EXERCISE DESCRIPTION> Determine how many lines contain the string "Address", then reply with that figure only.

RECORDS PROVIDED>

- - -

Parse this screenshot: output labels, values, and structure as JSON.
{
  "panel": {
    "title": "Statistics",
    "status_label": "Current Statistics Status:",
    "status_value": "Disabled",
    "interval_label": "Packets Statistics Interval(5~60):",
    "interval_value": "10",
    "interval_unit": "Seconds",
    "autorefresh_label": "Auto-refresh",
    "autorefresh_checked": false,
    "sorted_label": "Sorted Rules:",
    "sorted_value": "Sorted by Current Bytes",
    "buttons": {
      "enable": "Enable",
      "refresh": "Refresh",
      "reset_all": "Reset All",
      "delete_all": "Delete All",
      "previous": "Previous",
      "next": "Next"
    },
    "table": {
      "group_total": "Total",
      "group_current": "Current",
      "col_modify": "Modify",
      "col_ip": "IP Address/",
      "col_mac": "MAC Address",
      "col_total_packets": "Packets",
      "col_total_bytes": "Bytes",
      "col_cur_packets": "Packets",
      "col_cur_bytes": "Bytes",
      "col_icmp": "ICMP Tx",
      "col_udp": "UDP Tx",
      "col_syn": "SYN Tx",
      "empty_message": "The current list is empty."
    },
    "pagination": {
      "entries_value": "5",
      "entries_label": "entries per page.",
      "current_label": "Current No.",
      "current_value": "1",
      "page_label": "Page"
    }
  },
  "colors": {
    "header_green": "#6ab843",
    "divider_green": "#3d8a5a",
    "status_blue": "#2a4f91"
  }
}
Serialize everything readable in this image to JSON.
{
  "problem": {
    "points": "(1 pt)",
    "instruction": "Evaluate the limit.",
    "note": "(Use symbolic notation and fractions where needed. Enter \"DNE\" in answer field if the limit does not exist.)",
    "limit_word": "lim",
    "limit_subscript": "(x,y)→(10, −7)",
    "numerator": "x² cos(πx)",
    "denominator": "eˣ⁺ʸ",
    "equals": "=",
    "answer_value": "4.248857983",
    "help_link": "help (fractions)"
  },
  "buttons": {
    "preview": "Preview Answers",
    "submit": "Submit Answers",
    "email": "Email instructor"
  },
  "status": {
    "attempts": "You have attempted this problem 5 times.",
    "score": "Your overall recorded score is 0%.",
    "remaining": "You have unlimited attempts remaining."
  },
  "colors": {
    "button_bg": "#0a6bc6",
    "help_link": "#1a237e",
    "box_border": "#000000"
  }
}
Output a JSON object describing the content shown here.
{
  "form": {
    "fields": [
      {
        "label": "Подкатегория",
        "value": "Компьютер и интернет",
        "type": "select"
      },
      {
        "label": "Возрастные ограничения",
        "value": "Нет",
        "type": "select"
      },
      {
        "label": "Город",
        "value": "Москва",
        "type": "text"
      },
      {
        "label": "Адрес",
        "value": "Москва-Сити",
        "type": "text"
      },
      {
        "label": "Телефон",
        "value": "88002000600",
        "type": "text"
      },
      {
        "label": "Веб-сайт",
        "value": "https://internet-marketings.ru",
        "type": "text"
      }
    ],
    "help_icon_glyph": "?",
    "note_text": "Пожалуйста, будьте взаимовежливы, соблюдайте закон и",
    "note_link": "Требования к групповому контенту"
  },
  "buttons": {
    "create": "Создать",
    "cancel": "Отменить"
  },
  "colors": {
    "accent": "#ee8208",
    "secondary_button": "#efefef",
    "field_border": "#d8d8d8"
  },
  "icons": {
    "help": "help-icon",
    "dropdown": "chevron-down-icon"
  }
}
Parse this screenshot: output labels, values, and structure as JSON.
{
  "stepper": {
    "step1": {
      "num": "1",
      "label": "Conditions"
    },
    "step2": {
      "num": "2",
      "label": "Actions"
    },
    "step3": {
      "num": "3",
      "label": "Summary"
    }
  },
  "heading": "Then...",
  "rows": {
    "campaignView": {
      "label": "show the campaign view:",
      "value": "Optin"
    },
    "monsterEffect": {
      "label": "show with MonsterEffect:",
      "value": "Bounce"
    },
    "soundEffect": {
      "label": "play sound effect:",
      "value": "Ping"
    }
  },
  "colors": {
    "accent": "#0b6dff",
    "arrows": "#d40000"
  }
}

- - -

RESULT OF THIS TASK> 2